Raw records
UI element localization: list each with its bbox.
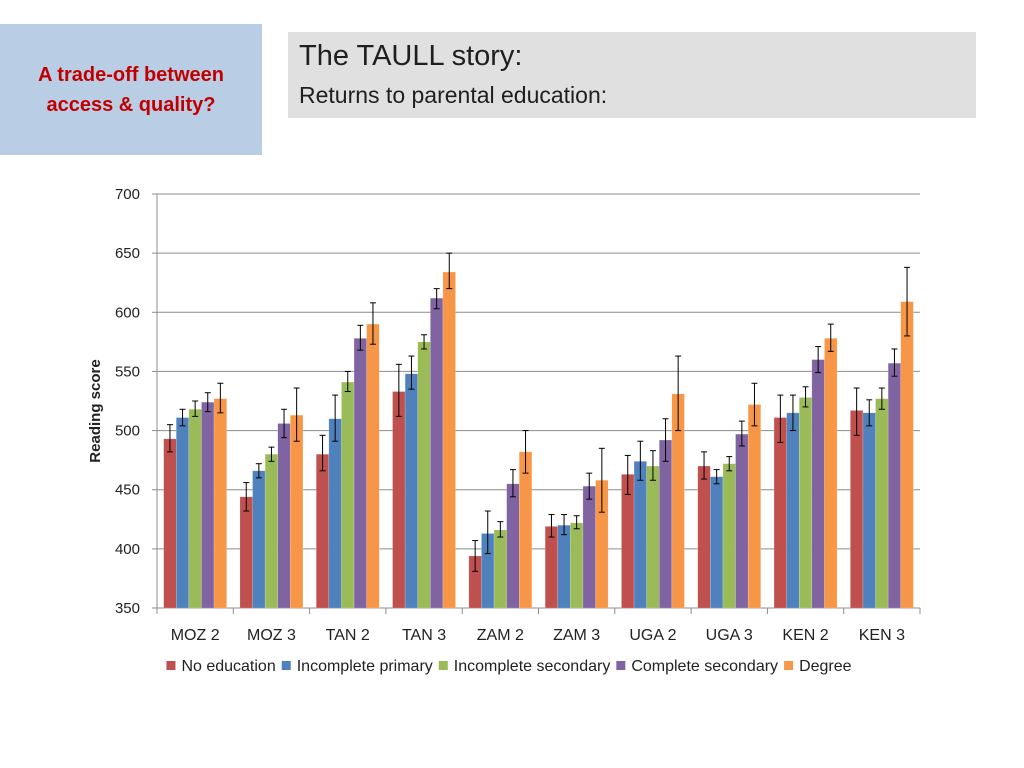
bar bbox=[264, 453, 278, 609]
bar bbox=[659, 439, 673, 609]
legend-swatch bbox=[616, 661, 626, 670]
bar bbox=[328, 418, 342, 609]
legend-label: Incomplete primary bbox=[297, 658, 433, 675]
bar bbox=[277, 423, 291, 609]
y-tick-label: 700 bbox=[115, 186, 140, 203]
bar bbox=[366, 323, 380, 609]
bar bbox=[353, 338, 367, 609]
legend-swatch bbox=[784, 661, 794, 670]
bar bbox=[811, 359, 825, 609]
y-tick-label: 600 bbox=[115, 304, 140, 321]
bar bbox=[824, 338, 838, 609]
bar bbox=[213, 398, 227, 609]
bar bbox=[697, 465, 711, 609]
bar bbox=[442, 271, 456, 609]
bar bbox=[646, 465, 660, 609]
legend-swatch bbox=[166, 661, 176, 670]
bar bbox=[557, 524, 571, 609]
bar bbox=[404, 373, 418, 609]
slide-title: The TAULL story: bbox=[299, 40, 523, 72]
title-box: The TAULL story: Returns to parental edu… bbox=[288, 32, 976, 118]
legend-swatch bbox=[438, 661, 448, 670]
bar bbox=[862, 412, 876, 609]
bar bbox=[875, 398, 889, 609]
bar bbox=[506, 483, 520, 609]
bar bbox=[850, 410, 864, 609]
x-tick-label: KEN 3 bbox=[859, 627, 905, 644]
bar bbox=[900, 301, 914, 609]
question-text: A trade-off between access & quality? bbox=[38, 63, 224, 116]
bar bbox=[239, 496, 253, 609]
bar bbox=[316, 453, 330, 609]
bar bbox=[710, 476, 724, 609]
legend-label: No education bbox=[181, 658, 275, 675]
bar bbox=[887, 362, 902, 609]
bar bbox=[290, 414, 304, 609]
y-tick-label: 450 bbox=[115, 482, 140, 499]
bar bbox=[201, 401, 215, 609]
bar bbox=[786, 412, 800, 609]
bar bbox=[163, 438, 177, 609]
x-tick-label: MOZ 3 bbox=[247, 627, 296, 644]
legend-swatch bbox=[281, 661, 291, 670]
x-tick-label: TAN 3 bbox=[402, 627, 446, 644]
bar bbox=[722, 463, 736, 609]
x-tick-label: TAN 2 bbox=[326, 627, 370, 644]
bar bbox=[417, 341, 431, 609]
x-tick-label: UGA 2 bbox=[629, 627, 676, 644]
x-tick-label: KEN 2 bbox=[782, 627, 828, 644]
legend-label: Complete secondary bbox=[631, 658, 778, 675]
slide-subtitle: Returns to parental education: bbox=[299, 82, 608, 108]
legend-label: Degree bbox=[799, 658, 852, 675]
bar bbox=[773, 417, 787, 609]
bar bbox=[341, 381, 355, 609]
bar bbox=[392, 391, 406, 609]
question-box: A trade-off between access & quality? bbox=[0, 24, 262, 155]
bar bbox=[544, 526, 559, 609]
bar bbox=[735, 433, 749, 609]
bar bbox=[633, 461, 647, 609]
y-tick-label: 350 bbox=[115, 600, 140, 617]
bar bbox=[188, 409, 202, 609]
bar bbox=[799, 397, 813, 609]
y-tick-label: 500 bbox=[115, 423, 140, 440]
bar bbox=[582, 485, 596, 609]
legend-label: Incomplete secondary bbox=[454, 658, 611, 675]
x-tick-label: MOZ 2 bbox=[171, 627, 220, 644]
x-tick-label: UGA 3 bbox=[706, 627, 753, 644]
bar bbox=[176, 417, 190, 609]
bar bbox=[493, 529, 507, 609]
x-tick-label: ZAM 3 bbox=[553, 627, 600, 644]
y-axis-label: Reading score bbox=[87, 359, 104, 462]
y-tick-label: 550 bbox=[115, 363, 140, 380]
bar bbox=[252, 470, 266, 609]
bar bbox=[430, 297, 444, 609]
bar bbox=[519, 451, 533, 609]
y-tick-label: 650 bbox=[115, 245, 140, 262]
bar bbox=[570, 522, 584, 609]
y-tick-label: 400 bbox=[115, 541, 140, 558]
bar bbox=[747, 404, 762, 609]
x-tick-label: ZAM 2 bbox=[477, 627, 524, 644]
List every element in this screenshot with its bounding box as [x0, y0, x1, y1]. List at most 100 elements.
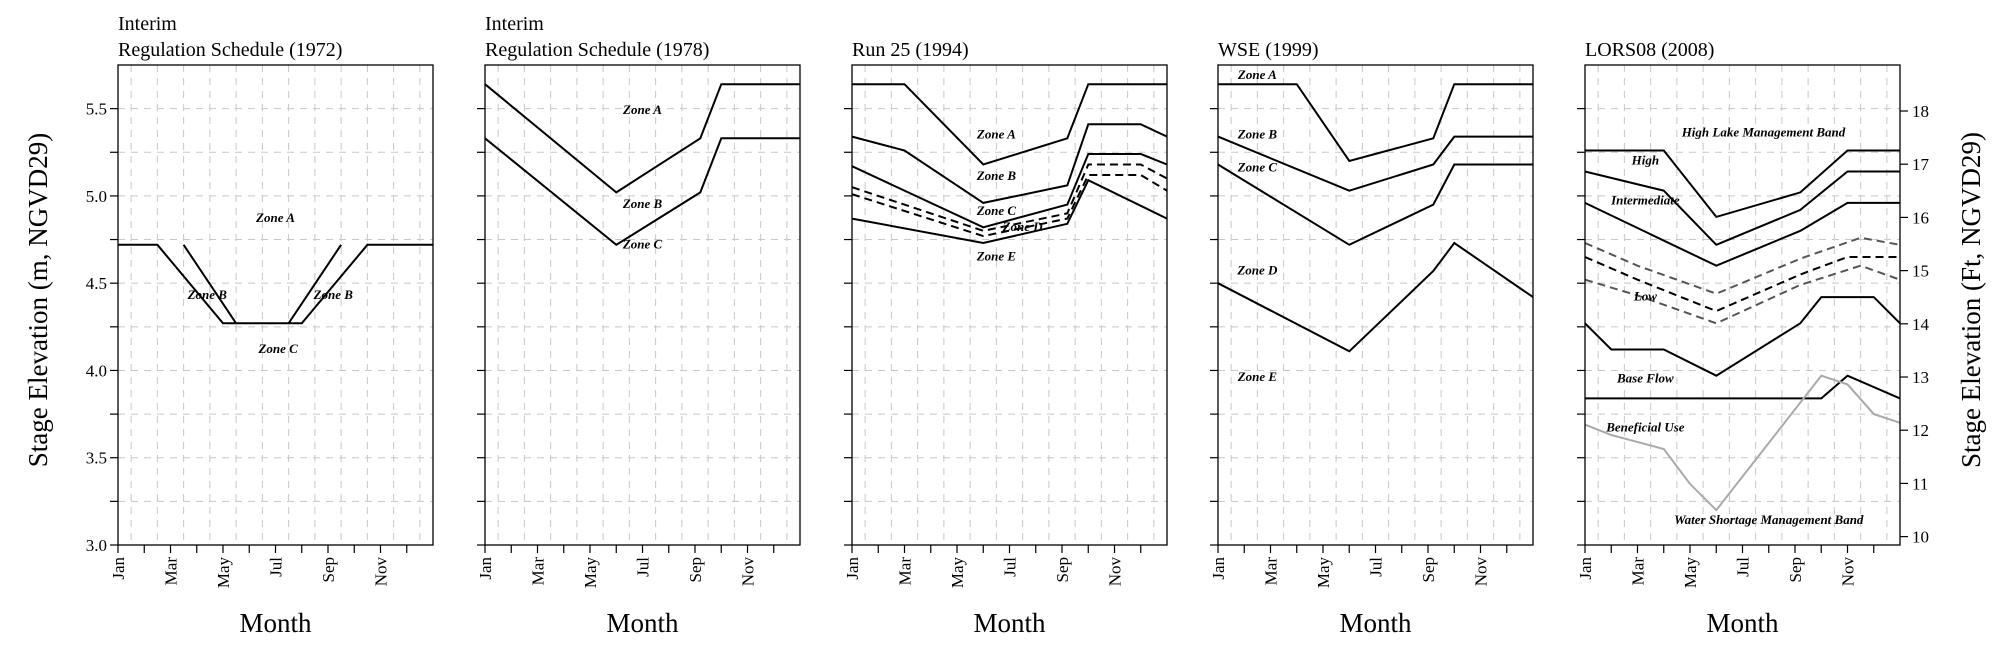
panel-4: Zone A Zone B Zone C Zone D Zone E Jan Mar May J…: [1209, 39, 1534, 638]
plot-frame: [117, 64, 434, 546]
y-tick-label-left: 3.5: [86, 449, 107, 468]
x-tick-label: Jan: [1209, 557, 1228, 580]
zone-label: Zone E: [976, 248, 1017, 263]
x-tick-label: Mar: [162, 557, 181, 586]
series-line-2: [484, 137, 800, 247]
zone-label: Zone C: [622, 236, 663, 251]
zone-label: Zone B: [187, 287, 228, 302]
x-axis-title: Month: [239, 608, 312, 638]
zone-label: Zone E: [1237, 369, 1278, 384]
zone-label: Zone D: [1002, 219, 1044, 234]
x-tick-label: Jan: [476, 557, 495, 580]
panel-title: Regulation Schedule (1972): [118, 39, 342, 61]
series-line-2: [1584, 170, 1900, 246]
zone-label: Zone B: [622, 196, 663, 211]
series-line-3: [1584, 201, 1900, 267]
x-axis-title: Month: [1706, 608, 1779, 638]
zone-label: Intermediate: [1610, 193, 1680, 208]
x-tick-label: Jul: [1367, 557, 1386, 577]
series-line-6: [1584, 264, 1901, 325]
x-tick-label: May: [581, 557, 600, 589]
series-line-1: [1585, 149, 1900, 219]
x-tick-label: May: [1681, 557, 1700, 589]
series-line-5: [1584, 256, 1900, 313]
y-tick-label-right: 18: [1912, 102, 1929, 121]
y-axis-title-left: Stage Elevation (m, NGVD29): [23, 133, 53, 467]
series-line-8: [1585, 374, 1901, 400]
y-tick-label-right: 16: [1912, 208, 1929, 227]
x-tick-label: Jan: [843, 557, 862, 580]
series-line-1: [484, 83, 800, 194]
x-tick-label: May: [948, 557, 967, 589]
y-tick-label-left: 4.0: [86, 361, 107, 380]
zone-label: High Lake Management Band: [1681, 125, 1846, 140]
series-line-1: [1218, 83, 1533, 163]
x-tick-label: Sep: [686, 557, 705, 583]
x-tick-label: May: [1314, 557, 1333, 589]
series-line-4: [1584, 236, 1901, 295]
x-tick-label: Sep: [1419, 557, 1438, 583]
series-line-2: [1217, 135, 1533, 192]
zone-label: Zone A: [255, 210, 295, 225]
series-line-4: [851, 163, 1168, 232]
series-line-1: [118, 243, 433, 325]
panel-2: Zone A Zone B Zone C Jan Mar May Jul Sep Nov Mont…: [476, 13, 801, 638]
x-tick-label: Sep: [1786, 557, 1805, 583]
y-tick-label-right: 13: [1912, 368, 1929, 387]
zone-label: Zone C: [976, 203, 1017, 218]
series-line-7: [1584, 296, 1901, 377]
x-axis-title: Month: [1339, 608, 1412, 638]
zone-label: Base Flow: [1616, 371, 1674, 386]
zone-label: Zone B: [313, 287, 354, 302]
series-line-2: [182, 244, 237, 324]
x-tick-label: Jul: [1734, 557, 1753, 577]
zone-label: Zone B: [976, 168, 1017, 183]
zone-label: Water Shortage Management Band: [1674, 512, 1864, 527]
x-tick-label: Jul: [267, 557, 286, 577]
x-tick-label: Sep: [319, 557, 338, 583]
x-tick-label: Mar: [896, 557, 915, 586]
zone-label: Beneficial Use: [1605, 420, 1685, 435]
series-line-3: [1217, 163, 1533, 246]
series-line-4: [1217, 241, 1534, 353]
y-tick-label-left: 4.5: [86, 274, 107, 293]
x-tick-label: Nov: [372, 557, 391, 587]
x-tick-label: Jul: [1001, 557, 1020, 577]
y-tick-label-right: 10: [1912, 528, 1929, 547]
panel-title: Run 25 (1994): [852, 39, 969, 61]
x-tick-label: Nov: [739, 557, 758, 587]
y-tick-label-left: 5.5: [86, 100, 107, 119]
x-tick-label: Mar: [529, 557, 548, 586]
series-line-3: [287, 244, 342, 324]
y-tick-label-right: 17: [1912, 155, 1930, 174]
y-tick-label-left: 3.0: [86, 536, 107, 555]
y-tick-label-right: 11: [1912, 474, 1928, 493]
zone-label: Zone A: [1237, 67, 1277, 82]
series-line-2: [851, 123, 1168, 204]
panel-5: High Lake Management Band High Intermediat…: [1576, 39, 1930, 638]
x-tick-label: Jan: [109, 557, 128, 580]
plot-frame: [484, 64, 801, 546]
panel-1: Zone A Zone B Zone B Zone C 3.0 3.5 4.0 4.5 5.0 5…: [86, 13, 434, 638]
panel-title: WSE (1999): [1218, 39, 1319, 61]
x-axis-title: Month: [973, 608, 1046, 638]
x-tick-label: Mar: [1629, 557, 1648, 586]
chart-panels: Zone A Zone B Zone B Zone C 3.0 3.5 4.0 4.5 5.0 5…: [86, 13, 1930, 638]
panel-title: Regulation Schedule (1978): [485, 39, 709, 61]
zone-label: Zone C: [1237, 159, 1278, 174]
zone-label: High: [1631, 152, 1659, 167]
y-tick-label-right: 14: [1912, 315, 1930, 334]
y-tick-label-left: 5.0: [86, 187, 107, 206]
x-tick-label: Jan: [1576, 557, 1595, 580]
x-tick-label: Sep: [1053, 557, 1072, 583]
x-tick-label: Nov: [1839, 557, 1858, 587]
x-tick-label: Nov: [1106, 557, 1125, 587]
zone-label: Low: [1633, 289, 1657, 304]
zone-label: Zone B: [1237, 126, 1278, 141]
series-line-3: [851, 153, 1168, 229]
series-line-6: [851, 178, 1168, 245]
x-axis-title: Month: [606, 608, 679, 638]
series-line-5: [851, 174, 1168, 238]
y-axis-title-right: Stage Elevation (Ft, NGVD29): [1956, 132, 1986, 468]
y-tick-label-right: 12: [1912, 421, 1929, 440]
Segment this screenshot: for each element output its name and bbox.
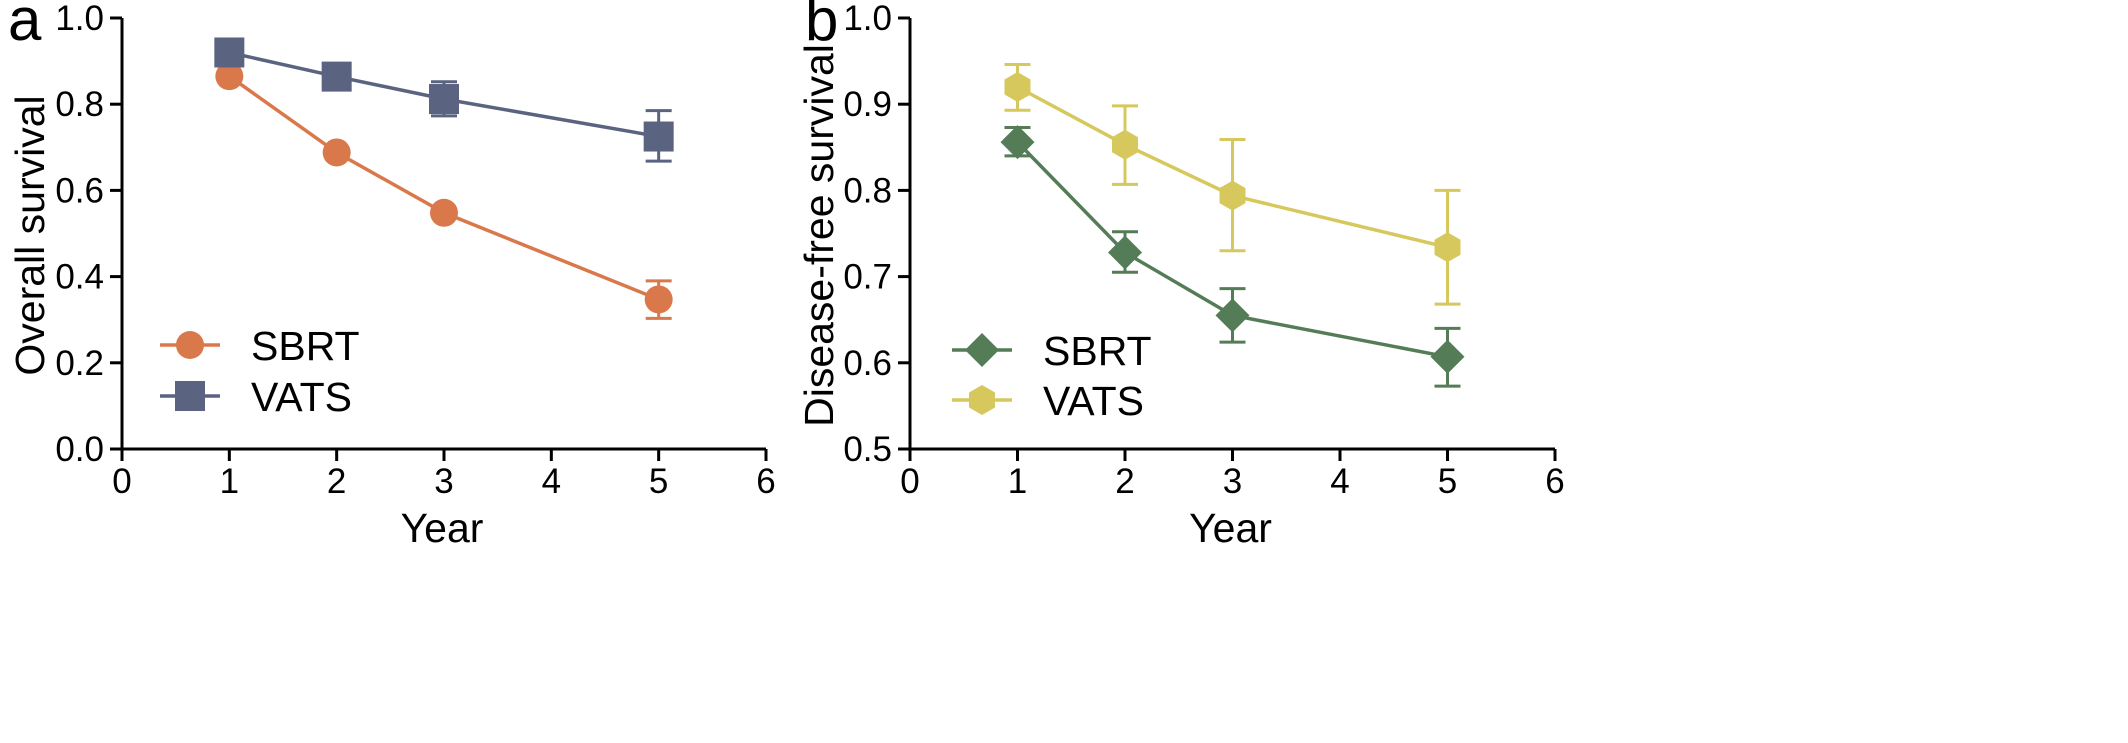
legend-marker	[965, 333, 999, 367]
data-point	[644, 285, 673, 314]
x-tick-label: 2	[327, 462, 346, 501]
series-vats	[214, 37, 674, 163]
legend-marker	[176, 331, 204, 359]
legend-item-vats: VATS	[160, 374, 352, 420]
series-sbrt	[1000, 125, 1465, 388]
x-tick-label: 6	[756, 462, 775, 501]
panel-letter: b	[805, 0, 838, 53]
y-tick-label: 0.9	[843, 85, 892, 124]
series-sbrt	[215, 62, 673, 320]
x-tick-label: 3	[434, 462, 453, 501]
x-tick-label: 1	[1008, 462, 1027, 501]
y-tick-label: 0.8	[843, 171, 892, 210]
data-point	[643, 121, 674, 152]
y-tick-label: 0.6	[55, 171, 104, 210]
data-point	[214, 37, 245, 68]
data-point	[1215, 298, 1250, 333]
data-point	[321, 61, 352, 92]
data-point	[322, 138, 351, 167]
data-point	[215, 62, 244, 91]
series-line	[1016, 85, 1448, 250]
y-tick-label: 0.6	[843, 344, 892, 383]
y-tick-label: 0.2	[55, 344, 104, 383]
series-line	[228, 50, 660, 139]
x-tick-label: 3	[1223, 462, 1242, 501]
x-tick-label: 6	[1545, 462, 1564, 501]
x-tick-label: 5	[649, 462, 668, 501]
y-tick-label: 0.8	[55, 85, 104, 124]
y-tick-label: 0.4	[55, 258, 104, 297]
data-point	[1108, 235, 1142, 270]
legend-label: SBRT	[1043, 328, 1152, 374]
y-axis-title: Disease-free survival	[796, 44, 842, 427]
x-axis-title: Year	[1189, 505, 1272, 551]
y-tick-label: 0.0	[55, 430, 104, 469]
series-line	[1016, 140, 1448, 359]
data-point	[1004, 72, 1031, 102]
legend-item-vats: VATS	[952, 378, 1144, 424]
y-tick-label: 0.5	[843, 430, 892, 469]
x-tick-label: 4	[1330, 462, 1349, 501]
y-tick-label: 1.0	[843, 0, 892, 38]
x-tick-label: 1	[220, 462, 239, 501]
data-point	[1000, 125, 1035, 160]
data-point	[1434, 232, 1461, 263]
data-point	[430, 198, 458, 227]
y-axis-title: Overall survival	[7, 95, 53, 375]
legend-marker	[175, 381, 205, 411]
chart-panel-b: b 0 1 2 3 4 5 6 0.5 0.6 0.7 0.8 0.9 1.0 Year Disease-fr…	[796, 0, 1565, 551]
x-tick-label: 2	[1115, 462, 1134, 501]
panel-letter: a	[8, 0, 42, 53]
legend-label: SBRT	[251, 323, 360, 369]
y-tick-label: 1.0	[55, 0, 104, 38]
series-line	[228, 74, 660, 302]
data-point	[1219, 180, 1246, 211]
legend-marker	[969, 385, 995, 415]
x-tick-label: 4	[542, 462, 561, 501]
legend-label: VATS	[1043, 378, 1144, 424]
legend-label: VATS	[251, 374, 352, 420]
x-tick-label: 0	[900, 462, 919, 501]
x-axis-title: Year	[401, 505, 484, 551]
data-point	[1430, 339, 1465, 374]
legend-item-sbrt: SBRT	[160, 323, 360, 369]
series-vats	[1004, 63, 1461, 306]
y-tick-label: 0.7	[843, 258, 892, 297]
data-point	[1112, 129, 1138, 160]
legend-item-sbrt: SBRT	[952, 328, 1152, 374]
x-tick-label: 0	[112, 462, 131, 501]
data-point	[429, 84, 459, 115]
chart-panel-a: a 0 1 2 3 4 5 6 0.0 0.2 0.4 0.6 0.8 1.0 Year Overall su…	[7, 0, 776, 551]
x-tick-label: 5	[1438, 462, 1457, 501]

### [EXERCISE OBJECTIVE]
Please copy out the lines of the items above, beginning at the line that contains "bar bbox=[264, 453, 278, 609]" and stopping after the line that contains "bar bbox=[850, 410, 864, 609]".

### [ANSWER FOR THE TASK]
bar bbox=[264, 453, 278, 609]
bar bbox=[659, 439, 673, 609]
legend-swatch bbox=[616, 661, 626, 670]
bar bbox=[328, 418, 342, 609]
legend-label: Incomplete primary bbox=[297, 658, 433, 675]
bar bbox=[277, 423, 291, 609]
y-tick-label: 700 bbox=[115, 186, 140, 203]
bar bbox=[366, 323, 380, 609]
bar bbox=[353, 338, 367, 609]
legend-swatch bbox=[784, 661, 794, 670]
bar bbox=[811, 359, 825, 609]
y-tick-label: 600 bbox=[115, 304, 140, 321]
bar bbox=[824, 338, 838, 609]
bar bbox=[213, 398, 227, 609]
bar bbox=[697, 465, 711, 609]
bar bbox=[442, 271, 456, 609]
bar bbox=[646, 465, 660, 609]
legend-swatch bbox=[166, 661, 176, 670]
bar bbox=[557, 524, 571, 609]
bar bbox=[404, 373, 418, 609]
slide-title: The TAULL story: bbox=[299, 40, 523, 72]
title-box: The TAULL story: Returns to parental edu… bbox=[288, 32, 976, 118]
legend-swatch bbox=[438, 661, 448, 670]
bar bbox=[862, 412, 876, 609]
bar bbox=[875, 398, 889, 609]
bar bbox=[506, 483, 520, 609]
bar bbox=[850, 410, 864, 609]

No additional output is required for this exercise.